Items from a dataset
########################################

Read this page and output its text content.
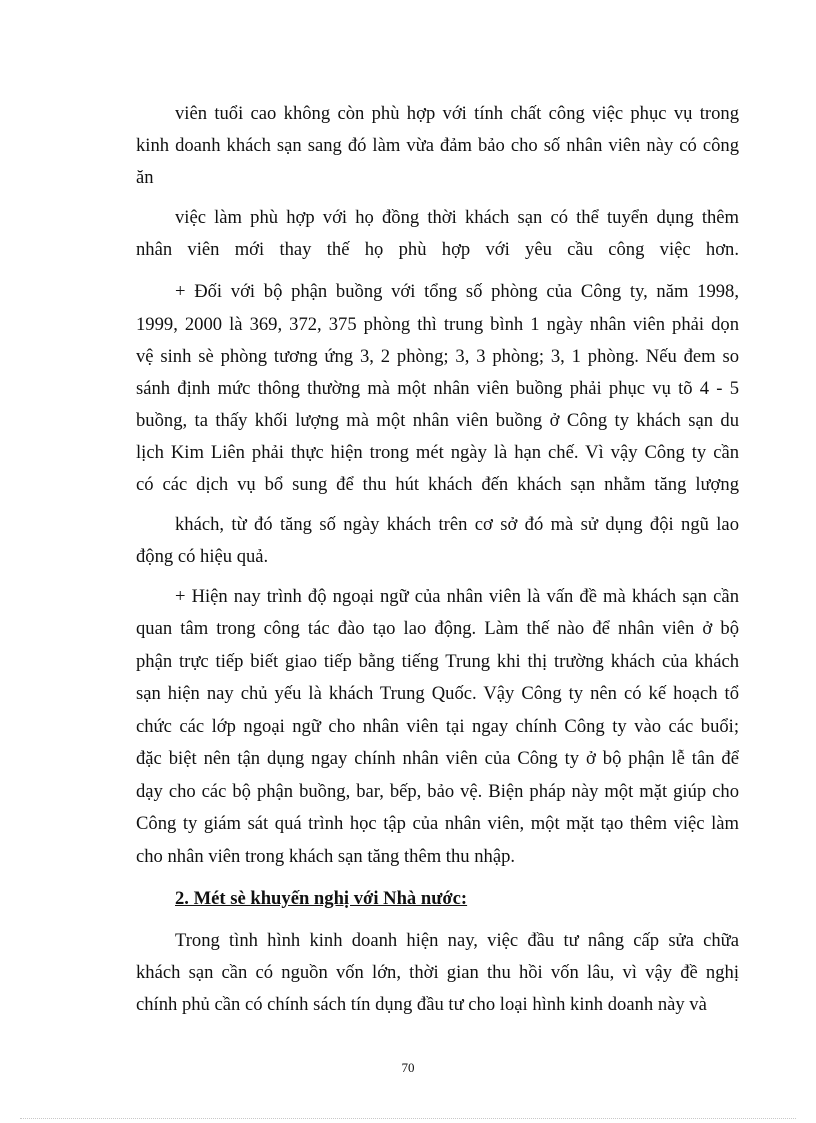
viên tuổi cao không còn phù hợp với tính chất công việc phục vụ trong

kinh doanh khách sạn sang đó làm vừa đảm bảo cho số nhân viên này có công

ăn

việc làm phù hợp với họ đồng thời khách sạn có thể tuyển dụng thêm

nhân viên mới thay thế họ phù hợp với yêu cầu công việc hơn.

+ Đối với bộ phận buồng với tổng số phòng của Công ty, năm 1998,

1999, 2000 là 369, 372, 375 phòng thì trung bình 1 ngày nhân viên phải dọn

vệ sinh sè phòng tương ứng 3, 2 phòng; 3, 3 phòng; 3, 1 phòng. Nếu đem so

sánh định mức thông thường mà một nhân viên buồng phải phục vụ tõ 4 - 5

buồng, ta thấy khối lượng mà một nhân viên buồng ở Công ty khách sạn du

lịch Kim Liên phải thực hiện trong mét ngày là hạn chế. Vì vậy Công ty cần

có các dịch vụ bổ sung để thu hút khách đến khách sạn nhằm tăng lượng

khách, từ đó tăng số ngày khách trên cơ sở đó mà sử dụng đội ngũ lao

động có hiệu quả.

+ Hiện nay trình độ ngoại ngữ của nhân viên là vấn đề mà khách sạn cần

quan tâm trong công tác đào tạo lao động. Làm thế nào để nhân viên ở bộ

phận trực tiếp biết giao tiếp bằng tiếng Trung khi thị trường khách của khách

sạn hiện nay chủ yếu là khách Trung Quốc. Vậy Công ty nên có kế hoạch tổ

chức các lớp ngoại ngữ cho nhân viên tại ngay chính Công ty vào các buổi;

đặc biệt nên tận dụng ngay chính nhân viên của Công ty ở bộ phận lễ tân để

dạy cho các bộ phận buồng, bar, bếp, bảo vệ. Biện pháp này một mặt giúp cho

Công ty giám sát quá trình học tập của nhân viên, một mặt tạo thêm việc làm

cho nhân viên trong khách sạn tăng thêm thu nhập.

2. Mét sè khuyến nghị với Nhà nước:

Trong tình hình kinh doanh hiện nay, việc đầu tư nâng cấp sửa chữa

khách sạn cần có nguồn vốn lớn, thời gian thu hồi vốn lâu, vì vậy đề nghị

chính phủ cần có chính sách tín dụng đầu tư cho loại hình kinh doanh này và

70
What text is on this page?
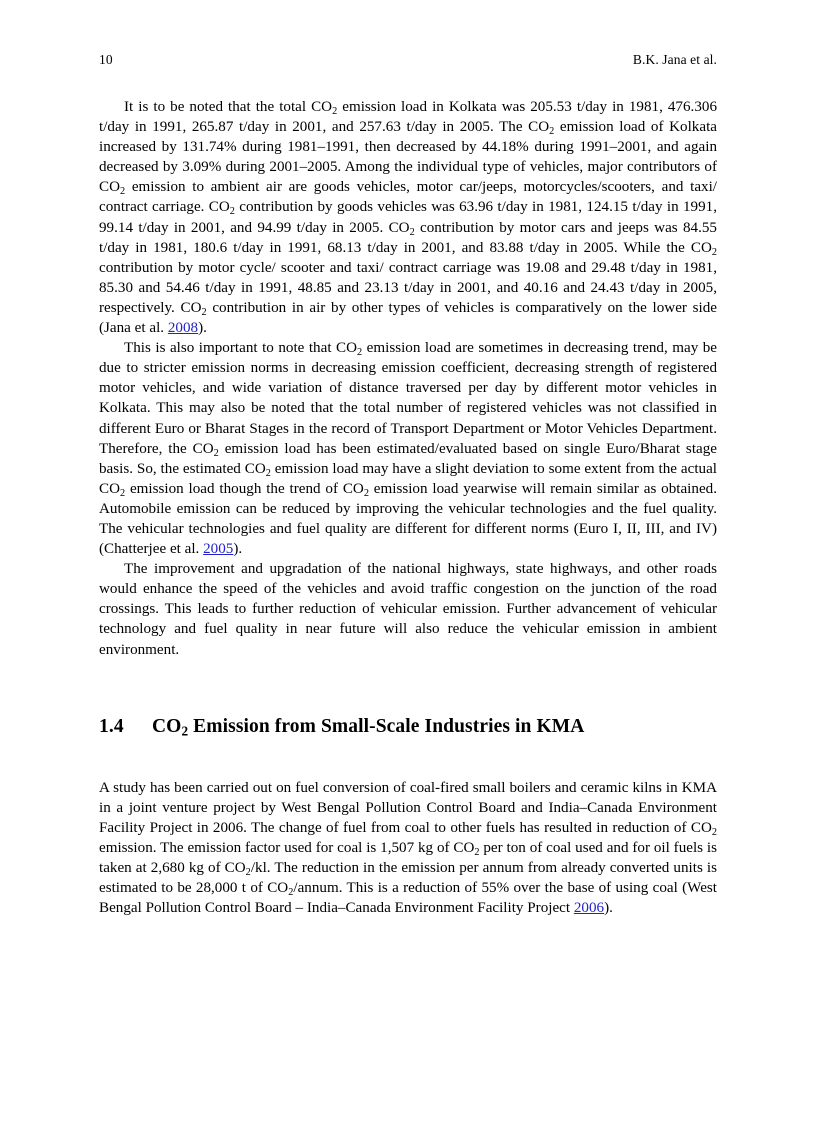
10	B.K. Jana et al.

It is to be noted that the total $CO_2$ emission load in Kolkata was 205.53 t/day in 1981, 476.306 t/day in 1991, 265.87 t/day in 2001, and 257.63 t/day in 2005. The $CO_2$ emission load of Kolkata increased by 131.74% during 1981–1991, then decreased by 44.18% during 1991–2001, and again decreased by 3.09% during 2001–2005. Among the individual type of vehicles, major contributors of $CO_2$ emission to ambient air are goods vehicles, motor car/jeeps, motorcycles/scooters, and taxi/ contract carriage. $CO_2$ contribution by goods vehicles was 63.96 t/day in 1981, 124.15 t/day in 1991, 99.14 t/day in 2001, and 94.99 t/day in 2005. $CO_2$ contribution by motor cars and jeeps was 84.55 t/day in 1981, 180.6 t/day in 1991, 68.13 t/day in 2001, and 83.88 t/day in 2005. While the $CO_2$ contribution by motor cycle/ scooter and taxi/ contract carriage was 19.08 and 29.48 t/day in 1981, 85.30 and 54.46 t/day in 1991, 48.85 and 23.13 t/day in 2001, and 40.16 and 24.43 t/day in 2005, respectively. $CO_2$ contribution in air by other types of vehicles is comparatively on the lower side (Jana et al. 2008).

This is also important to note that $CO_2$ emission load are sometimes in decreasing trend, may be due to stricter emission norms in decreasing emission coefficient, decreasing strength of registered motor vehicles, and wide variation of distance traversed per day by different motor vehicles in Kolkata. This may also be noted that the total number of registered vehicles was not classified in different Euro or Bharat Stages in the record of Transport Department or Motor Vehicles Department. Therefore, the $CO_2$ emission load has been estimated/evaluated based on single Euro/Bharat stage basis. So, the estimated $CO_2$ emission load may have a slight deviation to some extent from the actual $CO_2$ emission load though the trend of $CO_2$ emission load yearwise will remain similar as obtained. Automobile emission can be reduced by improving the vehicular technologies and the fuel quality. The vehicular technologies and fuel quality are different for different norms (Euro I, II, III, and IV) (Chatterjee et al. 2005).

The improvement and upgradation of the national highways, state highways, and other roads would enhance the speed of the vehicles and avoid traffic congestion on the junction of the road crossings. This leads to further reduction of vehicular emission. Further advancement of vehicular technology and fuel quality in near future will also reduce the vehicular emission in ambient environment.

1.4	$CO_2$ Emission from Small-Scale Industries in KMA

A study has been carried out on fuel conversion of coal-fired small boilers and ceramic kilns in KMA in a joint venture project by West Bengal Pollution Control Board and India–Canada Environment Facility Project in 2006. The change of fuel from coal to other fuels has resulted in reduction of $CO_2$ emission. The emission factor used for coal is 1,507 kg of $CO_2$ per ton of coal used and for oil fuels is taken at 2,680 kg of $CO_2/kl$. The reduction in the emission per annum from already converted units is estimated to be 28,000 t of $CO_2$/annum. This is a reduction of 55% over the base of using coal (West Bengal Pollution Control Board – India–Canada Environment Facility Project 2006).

########################################

> _YOUR OBJECTIVE_
Report back each line of the entries that holds the string "kinh".

> _WORKED ANSWER_
kinh doanh khách sạn sang đó làm vừa đảm bảo cho số nhân viên này có công
Trong tình hình kinh doanh hiện nay, việc đầu tư nâng cấp sửa chữa
chính phủ cần có chính sách tín dụng đầu tư cho loại hình kinh doanh này và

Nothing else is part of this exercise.